THE TASK:
Leave out the pictures and copy every record exactly.

EXERCISE DATA:
----------------

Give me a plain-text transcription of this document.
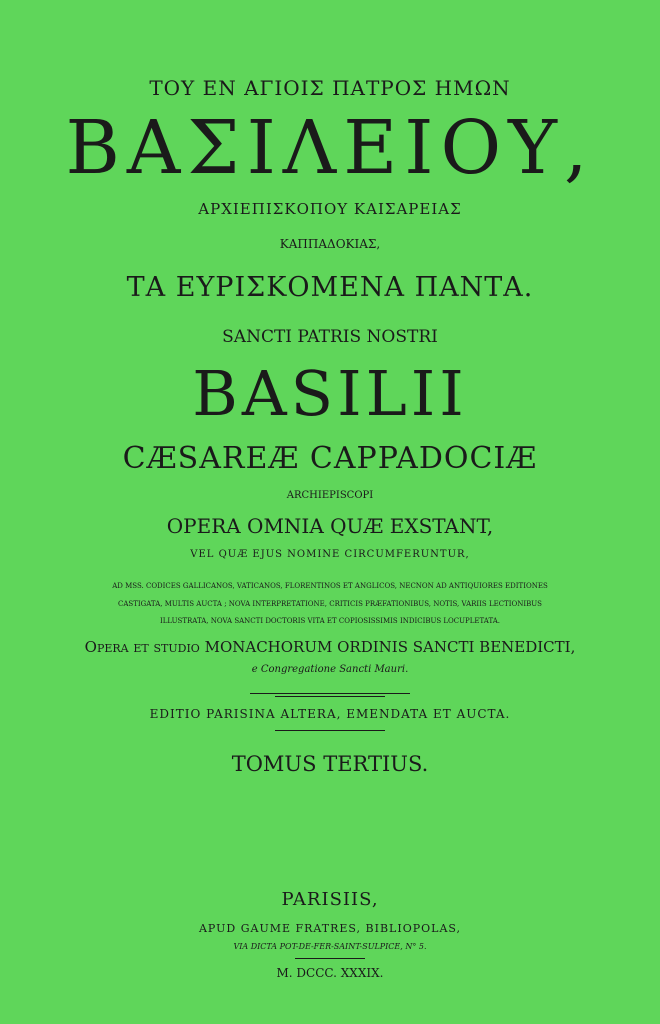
ΤΟΥ ΕΝ ΑΓΙΟΙΣ ΠΑΤΡΟΣ ΗΜΩΝ
ΒΑΣΙΛΕΙΟΥ,
ΑΡΧΙΕΠΙΣΚΟΠΟΥ ΚΑΙΣΑΡΕΙΑΣ
ΚΑΠΠΑΔΟΚΙΑΣ,
ΤΑ ΕΥΡΙΣΚΟΜΕΝΑ ΠΑΝΤΑ.
SANCTI PATRIS NOSTRI
BASILII
CÆSAREÆ CAPPADOCIÆ
ARCHIEPISCOPI
OPERA OMNIA QUÆ EXSTANT,
VEL QUÆ EJUS NOMINE CIRCUMFERUNTUR,
AD MSS. CODICES GALLICANOS, VATICANOS, FLORENTINOS ET ANGLICOS, NECNON AD ANTIQUIORES EDITIONES
CASTIGATA, MULTIS AUCTA ; NOVA INTERPRETATIONE, CRITICIS PRÆFATIONIBUS, NOTIS, VARIIS LECTIONIBUS
ILLUSTRATA, NOVA SANCTI DOCTORIS VITA ET COPIOSISSIMIS INDICIBUS LOCUPLETATA.
Opera et studio MONACHORUM ORDINIS SANCTI BENEDICTI,
e Congregatione Sancti Mauri.
EDITIO PARISINA ALTERA, EMENDATA ET AUCTA.
TOMUS TERTIUS.
PARISIIS,
APUD GAUME FRATRES, BIBLIOPOLAS,
VIA DICTA POT-DE-FER-SAINT-SULPICE, N° 5.
M. DCCC. XXXIX.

----------------

SOLUTION BELOW:
Give me a plain-text transcription of this document.
ΤΟΥ ΕΝ ΑΓΙΟΙΣ ΠΑΤΡΟΣ ΗΜΩΝ
ΒΑΣΙΛΕΙΟΥ,
ΑΡΧΙΕΠΙΣΚΟΠΟΥ ΚΑΙΣΑΡΕΙΑΣ
ΚΑΠΠΑΔΟΚΙΑΣ,
ΤΑ ΕΥΡΙΣΚΟΜΕΝΑ ΠΑΝΤΑ.
SANCTI PATRIS NOSTRI
BASILII
CÆSAREÆ CAPPADOCIÆ
ARCHIEPISCOPI
OPERA OMNIA QUÆ EXSTANT,
VEL QUÆ EJUS NOMINE CIRCUMFERUNTUR,
AD MSS. CODICES GALLICANOS, VATICANOS, FLORENTINOS ET ANGLICOS, NECNON AD ANTIQUIORES EDITIONES
CASTIGATA, MULTIS AUCTA ; NOVA INTERPRETATIONE, CRITICIS PRÆFATIONIBUS, NOTIS, VARIIS LECTIONIBUS
ILLUSTRATA, NOVA SANCTI DOCTORIS VITA ET COPIOSISSIMIS INDICIBUS LOCUPLETATA.
Opera et studio MONACHORUM ORDINIS SANCTI BENEDICTI,
e Congregatione Sancti Mauri.
EDITIO PARISINA ALTERA, EMENDATA ET AUCTA.
TOMUS TERTIUS.
PARISIIS,
APUD GAUME FRATRES, BIBLIOPOLAS,
VIA DICTA POT-DE-FER-SAINT-SULPICE, N° 5.
M. DCCC. XXXIX.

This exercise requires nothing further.